AUTHOR=Cheng Xiaoyun , Li Jinzhang , Xu Tianming , Li Kemin , Li Jingnan 

TITLE=Predicting Survival of Patients With Rectal Neuroendocrine Tumors Using Machine Learning: A SEER-Based Population Study

JOURNAL=Frontiers in Surgery

VOLUME=Volume 8 - 2021

YEAR=2021

URL=https://www.frontiersin.org/journals/surgery/articles/10.3389/fsurg.2021.745220

DOI=10.3389/fsurg.2021.745220

ISSN=2296-875X

ABSTRACT=Background
The number of patients diagnosed with rectal neuroendocrine tumors (R-NETs) is increasing year by year. An integrated survival predictive model to predict the prognosis of R-NETs is required. The present study is aimed at exploring epidemiological characteristics of R-NETs based on a retrospective study from the Surveillance, Epidemiology, and End Results (SEER) database and predicting survival of R-NETs with machine learning.
Methods
Data of patients with R-NETs were extracted from the SEER database (2000-2017), and data were also retrospectively collected from a single medical center in China. The main outcome measure was the five-year survival status. Risk factors affecting survival were analyzed by Cox regression analysis and six common machine learning algorithms were chosen to build predictive models. Data from SEER database were divided into a training set and an internal validation set according to the year 2010 as a time point. Data from China were chosen as an external validation set. The best machine learning predictive model was compared with the American Joint Committee on Cancer (AJCC) 7th staging system to evaluate its predictive performance in the internal validation dataset and external validation dataset.
Results
A total of 10580 patients from the SEER database and 68 patients from a single medical center were included in the analysis. Age, gender, race, histologic type, tumor size, tumor number, summary stage, and surgery treatment were risk factors affecting survival status. After parameters adjustment and algorithms comparison, the predictive model using XGBoost algorithm had the best predictive performance in the training set (AUC=0.87, 95%CI: 0.86-0.88). In the internal validation, the predictive ability of XGBoost was better than that of the AJCC 7th staging system (AUC: 0.90 vs 0.78). In the external validation, the XGBoost predictive model (AUC = 0.89) performed better than the AJCC 7th staging system (AUC = 0.83).
Conclusions
The XGBoost algorithm had a better predictive power than the AJCC 7th staging system, which had a potential value of clinical application.

■ Your tasks ■
A: List every risk factor that the rectal tumor abstract identifies as affecting survival status.
B: Reproduce the rectal tumor abstract word for word, from "JOURNAL=Frontiers in Surgery" up to and including "with machine learning.".

■ Material shown ■
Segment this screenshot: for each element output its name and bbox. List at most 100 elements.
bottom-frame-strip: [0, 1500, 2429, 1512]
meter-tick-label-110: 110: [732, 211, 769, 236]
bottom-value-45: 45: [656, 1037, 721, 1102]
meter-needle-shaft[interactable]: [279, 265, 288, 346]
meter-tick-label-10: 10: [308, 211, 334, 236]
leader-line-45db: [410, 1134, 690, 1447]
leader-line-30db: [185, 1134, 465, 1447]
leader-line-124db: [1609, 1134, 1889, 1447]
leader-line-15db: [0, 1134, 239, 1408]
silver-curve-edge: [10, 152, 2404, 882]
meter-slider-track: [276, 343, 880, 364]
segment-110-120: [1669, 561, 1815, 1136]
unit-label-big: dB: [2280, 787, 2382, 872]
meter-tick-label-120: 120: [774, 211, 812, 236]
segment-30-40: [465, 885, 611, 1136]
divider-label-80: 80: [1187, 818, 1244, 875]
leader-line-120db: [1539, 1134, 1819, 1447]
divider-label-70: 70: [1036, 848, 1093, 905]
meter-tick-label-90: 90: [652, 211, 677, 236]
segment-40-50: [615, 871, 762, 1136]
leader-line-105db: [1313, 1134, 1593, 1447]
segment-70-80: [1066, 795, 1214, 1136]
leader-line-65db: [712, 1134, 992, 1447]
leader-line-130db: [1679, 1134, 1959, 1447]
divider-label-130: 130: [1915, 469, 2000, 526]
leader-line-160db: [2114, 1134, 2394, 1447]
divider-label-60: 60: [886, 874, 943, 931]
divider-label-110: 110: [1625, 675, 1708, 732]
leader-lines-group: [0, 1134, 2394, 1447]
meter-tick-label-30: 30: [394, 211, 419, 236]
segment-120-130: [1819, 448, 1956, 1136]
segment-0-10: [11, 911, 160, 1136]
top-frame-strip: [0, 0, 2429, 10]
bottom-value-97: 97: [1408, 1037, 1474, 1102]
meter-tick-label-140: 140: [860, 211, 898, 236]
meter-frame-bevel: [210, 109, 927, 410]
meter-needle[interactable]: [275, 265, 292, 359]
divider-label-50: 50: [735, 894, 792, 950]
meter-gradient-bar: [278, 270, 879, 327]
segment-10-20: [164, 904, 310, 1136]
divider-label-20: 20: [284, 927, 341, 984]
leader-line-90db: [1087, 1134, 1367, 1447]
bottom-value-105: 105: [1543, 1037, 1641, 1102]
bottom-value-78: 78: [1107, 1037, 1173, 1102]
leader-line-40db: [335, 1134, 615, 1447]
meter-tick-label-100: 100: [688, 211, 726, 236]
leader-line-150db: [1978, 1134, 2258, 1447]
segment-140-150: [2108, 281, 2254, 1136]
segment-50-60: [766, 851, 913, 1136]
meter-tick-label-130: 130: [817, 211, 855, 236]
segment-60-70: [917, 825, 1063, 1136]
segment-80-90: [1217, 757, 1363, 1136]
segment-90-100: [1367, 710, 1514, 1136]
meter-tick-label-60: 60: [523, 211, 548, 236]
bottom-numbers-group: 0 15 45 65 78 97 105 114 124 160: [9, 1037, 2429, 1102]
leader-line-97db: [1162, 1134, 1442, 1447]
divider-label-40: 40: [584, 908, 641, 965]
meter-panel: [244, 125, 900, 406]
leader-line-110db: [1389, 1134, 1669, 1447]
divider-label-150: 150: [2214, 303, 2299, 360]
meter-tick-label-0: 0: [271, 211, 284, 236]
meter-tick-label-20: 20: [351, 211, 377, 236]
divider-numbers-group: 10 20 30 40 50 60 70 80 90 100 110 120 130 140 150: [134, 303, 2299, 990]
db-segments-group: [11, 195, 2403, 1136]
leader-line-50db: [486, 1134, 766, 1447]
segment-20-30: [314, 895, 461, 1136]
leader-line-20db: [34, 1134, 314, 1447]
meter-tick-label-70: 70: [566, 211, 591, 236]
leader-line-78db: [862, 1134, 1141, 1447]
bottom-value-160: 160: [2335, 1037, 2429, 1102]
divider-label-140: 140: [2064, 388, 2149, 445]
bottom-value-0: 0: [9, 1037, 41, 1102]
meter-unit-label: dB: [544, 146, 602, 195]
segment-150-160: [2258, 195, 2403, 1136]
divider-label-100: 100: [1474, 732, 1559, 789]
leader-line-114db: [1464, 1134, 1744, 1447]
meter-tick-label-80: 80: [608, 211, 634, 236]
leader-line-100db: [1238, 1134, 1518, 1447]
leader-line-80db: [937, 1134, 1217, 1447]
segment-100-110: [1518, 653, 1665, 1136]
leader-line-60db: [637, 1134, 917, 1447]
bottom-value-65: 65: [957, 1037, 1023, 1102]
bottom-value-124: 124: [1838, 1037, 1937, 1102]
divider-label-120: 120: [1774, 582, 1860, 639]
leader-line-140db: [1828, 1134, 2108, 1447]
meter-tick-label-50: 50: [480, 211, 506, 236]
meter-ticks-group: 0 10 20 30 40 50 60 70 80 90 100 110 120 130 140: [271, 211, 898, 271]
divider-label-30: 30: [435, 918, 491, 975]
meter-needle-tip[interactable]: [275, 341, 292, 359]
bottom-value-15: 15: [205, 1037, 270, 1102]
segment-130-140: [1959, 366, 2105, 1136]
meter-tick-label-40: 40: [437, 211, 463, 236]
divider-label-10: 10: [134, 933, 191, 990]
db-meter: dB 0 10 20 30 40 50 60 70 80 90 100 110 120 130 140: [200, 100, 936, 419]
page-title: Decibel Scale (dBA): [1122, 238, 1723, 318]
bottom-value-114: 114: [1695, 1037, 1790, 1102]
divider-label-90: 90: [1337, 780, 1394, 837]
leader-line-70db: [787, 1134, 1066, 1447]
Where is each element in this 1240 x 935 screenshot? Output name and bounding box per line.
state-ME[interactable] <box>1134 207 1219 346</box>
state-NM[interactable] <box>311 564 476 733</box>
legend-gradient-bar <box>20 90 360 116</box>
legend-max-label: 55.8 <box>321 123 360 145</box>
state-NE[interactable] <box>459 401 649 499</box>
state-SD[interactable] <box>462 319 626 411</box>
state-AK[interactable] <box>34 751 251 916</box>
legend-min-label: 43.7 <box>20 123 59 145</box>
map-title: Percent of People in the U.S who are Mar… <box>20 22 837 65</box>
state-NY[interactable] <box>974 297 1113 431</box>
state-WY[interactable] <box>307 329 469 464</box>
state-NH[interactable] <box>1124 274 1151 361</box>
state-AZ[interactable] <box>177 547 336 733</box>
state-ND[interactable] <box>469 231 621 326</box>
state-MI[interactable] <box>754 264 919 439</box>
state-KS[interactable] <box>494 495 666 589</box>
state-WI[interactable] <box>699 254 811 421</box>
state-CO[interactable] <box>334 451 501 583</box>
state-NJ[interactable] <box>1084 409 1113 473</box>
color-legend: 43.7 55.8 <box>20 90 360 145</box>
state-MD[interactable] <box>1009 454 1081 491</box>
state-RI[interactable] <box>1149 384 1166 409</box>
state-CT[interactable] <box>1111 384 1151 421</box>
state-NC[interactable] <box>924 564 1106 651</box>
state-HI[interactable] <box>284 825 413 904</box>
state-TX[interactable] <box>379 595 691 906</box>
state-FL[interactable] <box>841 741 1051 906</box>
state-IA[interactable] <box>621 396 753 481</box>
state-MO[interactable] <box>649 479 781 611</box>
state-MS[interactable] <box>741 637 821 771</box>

■ Outputs by task ■
A: Age, gender, race, histologic type, tumor size, tumor number, summary stage, and surgery treatment.

B:
JOURNAL=Frontiers in Surgery

VOLUME=Volume 8 - 2021

YEAR=2021

URL=https://www.frontiersin.org/journals/surgery/articles/10.3389/fsurg.2021.745220

DOI=10.3389/fsurg.2021.745220

ISSN=2296-875X

ABSTRACT=Background
The number of patients diagnosed with rectal neuroendocrine tumors (R-NETs) is increasing year by year. An integrated survival predictive model to predict the prognosis of R-NETs is required. The present study is aimed at exploring epidemiological characteristics of R-NETs based on a retrospective study from the Surveillance, Epidemiology, and End Results (SEER) database and predicting survival of R-NETs with machine learning.